**Material for this task:**

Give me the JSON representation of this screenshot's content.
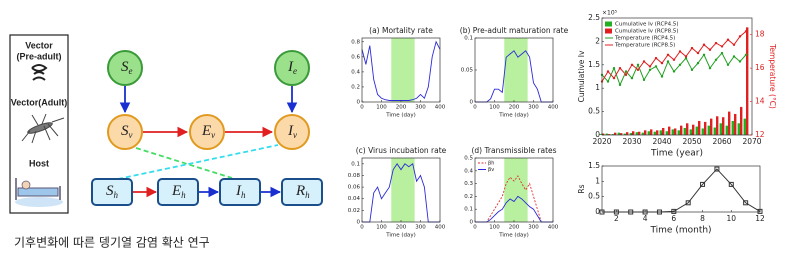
{
  "legend_box": {
    "vector_preadult": [
      "Vector",
      "(Pre-adult)"
    ],
    "vector_adult": "Vector(Adult)",
    "host": "Host"
  },
  "diagram": {
    "nodes": [
      {
        "main": "S",
        "sub": "e"
      },
      {
        "main": "I",
        "sub": "e"
      },
      {
        "main": "S",
        "sub": "v"
      },
      {
        "main": "E",
        "sub": "v"
      },
      {
        "main": "I",
        "sub": "v"
      },
      {
        "main": "S",
        "sub": "h"
      },
      {
        "main": "E",
        "sub": "h"
      },
      {
        "main": "I",
        "sub": "h"
      },
      {
        "main": "R",
        "sub": "h"
      }
    ]
  },
  "caption": "기후변화에 따른 뎅기열 감염 확산 연구",
  "chart_data": [
    {
      "type": "line",
      "title": "(a) Mortality rate",
      "xlabel": "Time (day)",
      "x": [
        0,
        20,
        40,
        60,
        80,
        100,
        120,
        140,
        160,
        180,
        200,
        220,
        240,
        260,
        280,
        300,
        320,
        340,
        360,
        380,
        400
      ],
      "series": [
        {
          "color": "#2b2bd9",
          "values": [
            0.7,
            0.5,
            0.75,
            0.3,
            0.1,
            0.05,
            0.03,
            0.02,
            0.02,
            0.02,
            0.02,
            0.02,
            0.02,
            0.03,
            0.05,
            0.1,
            0.05,
            0.2,
            0.6,
            0.8,
            0.7
          ]
        }
      ],
      "xlim": [
        0,
        400
      ],
      "xticks": [
        0,
        100,
        200,
        300,
        400
      ],
      "ylim": [
        0,
        0.85
      ],
      "yticks": [
        0,
        0.2,
        0.4,
        0.6,
        0.8
      ],
      "shade": [
        150,
        270
      ],
      "shade_color": "#b8f0a0"
    },
    {
      "type": "line",
      "title": "(b) Pre-adult maturation rate",
      "xlabel": "Time (day)",
      "x": [
        0,
        20,
        40,
        60,
        80,
        100,
        120,
        140,
        160,
        180,
        200,
        220,
        240,
        260,
        280,
        300,
        320,
        340,
        360,
        380,
        400
      ],
      "series": [
        {
          "color": "#2b2bd9",
          "values": [
            0,
            0,
            0,
            0,
            0.005,
            0.02,
            0.02,
            0.015,
            0.07,
            0.075,
            0.08,
            0.07,
            0.075,
            0.08,
            0.07,
            0.03,
            0.02,
            0,
            0,
            0,
            0
          ]
        }
      ],
      "xlim": [
        0,
        400
      ],
      "xticks": [
        0,
        100,
        200,
        300,
        400
      ],
      "ylim": [
        0,
        0.1
      ],
      "yticks": [
        0,
        0.05,
        0.1
      ],
      "shade": [
        150,
        270
      ],
      "shade_color": "#b8f0a0"
    },
    {
      "type": "line",
      "title": "(c) Virus incubation rate",
      "xlabel": "Time (day)",
      "x": [
        0,
        20,
        40,
        60,
        80,
        100,
        120,
        140,
        160,
        180,
        200,
        220,
        240,
        260,
        280,
        300,
        320,
        340,
        360,
        380,
        400
      ],
      "series": [
        {
          "color": "#2b2bd9",
          "values": [
            0,
            0,
            0,
            0.05,
            0.06,
            0.04,
            0.05,
            0.06,
            0.09,
            0.1,
            0.09,
            0.1,
            0.095,
            0.1,
            0.07,
            0.08,
            0.06,
            0,
            0,
            0,
            0
          ]
        }
      ],
      "xlim": [
        0,
        400
      ],
      "xticks": [
        0,
        100,
        200,
        300,
        400
      ],
      "ylim": [
        0,
        0.11
      ],
      "yticks": [
        0,
        0.02,
        0.04,
        0.06,
        0.08,
        0.1
      ],
      "shade": [
        150,
        270
      ],
      "shade_color": "#b8f0a0"
    },
    {
      "type": "line",
      "title": "(d) Transmissible rates",
      "xlabel": "Time (day)",
      "x": [
        0,
        20,
        40,
        60,
        80,
        100,
        120,
        140,
        160,
        180,
        200,
        220,
        240,
        260,
        280,
        300,
        320,
        340,
        360,
        380,
        400
      ],
      "series": [
        {
          "name": "βh",
          "color": "#e03030",
          "dash": true,
          "values": [
            0,
            0,
            0,
            0,
            0.05,
            0.1,
            0.15,
            0.2,
            0.3,
            0.35,
            0.32,
            0.36,
            0.3,
            0.25,
            0.3,
            0.2,
            0.1,
            0,
            0,
            0,
            0
          ]
        },
        {
          "name": "βv",
          "color": "#2b2bd9",
          "values": [
            0,
            0,
            0,
            0,
            0.02,
            0.05,
            0.08,
            0.1,
            0.15,
            0.18,
            0.16,
            0.2,
            0.18,
            0.15,
            0.12,
            0.1,
            0.05,
            0,
            0,
            0,
            0
          ]
        }
      ],
      "xlim": [
        0,
        400
      ],
      "xticks": [
        0,
        100,
        200,
        300,
        400
      ],
      "ylim": [
        0,
        0.5
      ],
      "yticks": [
        0,
        0.1,
        0.2,
        0.3,
        0.4,
        0.5
      ],
      "shade": [
        150,
        270
      ],
      "shade_color": "#b8f0a0",
      "legend": "upper left"
    },
    {
      "type": "bar",
      "xlabel": "Time (year)",
      "ylabel": "Cumulative Iv",
      "y2label": "Temperature (°C)",
      "annotation": "×10⁵",
      "x": [
        2020,
        2022,
        2024,
        2026,
        2028,
        2030,
        2032,
        2034,
        2036,
        2038,
        2040,
        2042,
        2044,
        2046,
        2048,
        2050,
        2052,
        2054,
        2056,
        2058,
        2060,
        2062,
        2064,
        2066,
        2068
      ],
      "series": [
        {
          "name": "Cumulative Iv (RCP4.5)",
          "color": "#22b022",
          "values": [
            0.02,
            0.03,
            0.02,
            0.05,
            0.03,
            0.04,
            0.06,
            0.05,
            0.08,
            0.07,
            0.1,
            0.08,
            0.12,
            0.1,
            0.15,
            0.12,
            0.18,
            0.14,
            0.2,
            0.16,
            0.25,
            0.2,
            0.3,
            0.25,
            0.35
          ]
        },
        {
          "name": "Cumulative Iv (RCP8.5)",
          "color": "#e02020",
          "values": [
            0.03,
            0.02,
            0.05,
            0.04,
            0.06,
            0.08,
            0.07,
            0.1,
            0.12,
            0.1,
            0.15,
            0.18,
            0.14,
            0.2,
            0.25,
            0.22,
            0.3,
            0.28,
            0.35,
            0.4,
            0.38,
            0.5,
            0.45,
            0.6,
            2.3
          ]
        },
        {
          "name": "Temperature (RCP4.5)",
          "type": "line",
          "axis": "y2",
          "marker": true,
          "color": "#22a022",
          "values": [
            15.6,
            15.2,
            16.0,
            15.0,
            15.8,
            15.4,
            16.2,
            15.3,
            15.9,
            16.1,
            15.5,
            16.4,
            15.8,
            16.2,
            16.6,
            15.9,
            16.3,
            16.8,
            16.0,
            16.5,
            16.9,
            16.2,
            16.7,
            16.4,
            16.8
          ]
        },
        {
          "name": "Temperature (RCP8.5)",
          "type": "line",
          "axis": "y2",
          "marker": true,
          "color": "#e02020",
          "values": [
            15.2,
            15.8,
            15.4,
            16.0,
            15.6,
            16.2,
            15.9,
            16.4,
            16.1,
            16.6,
            16.3,
            16.8,
            16.5,
            17.0,
            16.7,
            17.2,
            16.9,
            17.4,
            17.1,
            17.5,
            17.3,
            17.7,
            17.4,
            17.9,
            18.2
          ]
        }
      ],
      "xlim": [
        2020,
        2070
      ],
      "xticks": [
        2020,
        2030,
        2040,
        2050,
        2060,
        2070
      ],
      "ylim": [
        0,
        2.5
      ],
      "yticks": [
        0,
        0.5,
        1,
        1.5,
        2,
        2.5
      ],
      "y2lim": [
        12,
        19
      ],
      "y2ticks": [
        12,
        14,
        16,
        18
      ],
      "y2color": "#e02020",
      "legend": "upper left"
    },
    {
      "type": "line",
      "xlabel": "Time (month)",
      "ylabel": "Rs",
      "x": [
        1,
        2,
        3,
        4,
        5,
        6,
        7,
        8,
        9,
        10,
        11,
        12
      ],
      "series": [
        {
          "color": "#333333",
          "marker": true,
          "values": [
            0,
            0,
            0,
            0,
            0,
            0.02,
            0.3,
            0.9,
            1.4,
            0.9,
            0.3,
            0.02
          ]
        }
      ],
      "xlim": [
        1,
        12
      ],
      "xticks": [
        2,
        4,
        6,
        8,
        10,
        12
      ],
      "ylim": [
        0,
        1.5
      ],
      "yticks": [
        0,
        0.5,
        1,
        1.5
      ]
    }
  ]
}
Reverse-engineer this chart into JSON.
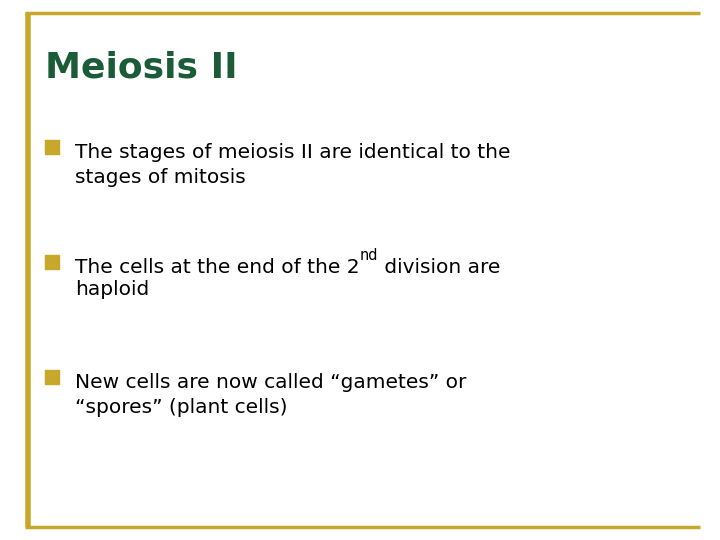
{
  "title": "Meiosis II",
  "title_color": "#1a5c38",
  "title_fontsize": 26,
  "background_color": "#ffffff",
  "border_color": "#c8a82a",
  "bullet_color": "#c8a82a",
  "text_color": "#000000",
  "text_fontsize": 14.5,
  "bullets": [
    {
      "parts": [
        {
          "text": "The stages of meiosis II are identical to the\nstages of mitosis",
          "super": false
        }
      ]
    },
    {
      "parts": [
        {
          "text": "The cells at the end of the 2",
          "super": false
        },
        {
          "text": "nd",
          "super": true
        },
        {
          "text": " division are\nhaploid",
          "super": false
        }
      ]
    },
    {
      "parts": [
        {
          "text": "New cells are now called “gametes” or\n“spores” (plant cells)",
          "super": false
        }
      ]
    }
  ]
}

**Aim of the task:** Check every line of the records above for the string "Temperature". Copy those that hold it.

**Solved exercise:**
      "y2label": "Temperature (°C)",
          "name": "Temperature (RCP4.5)",
          "name": "Temperature (RCP8.5)",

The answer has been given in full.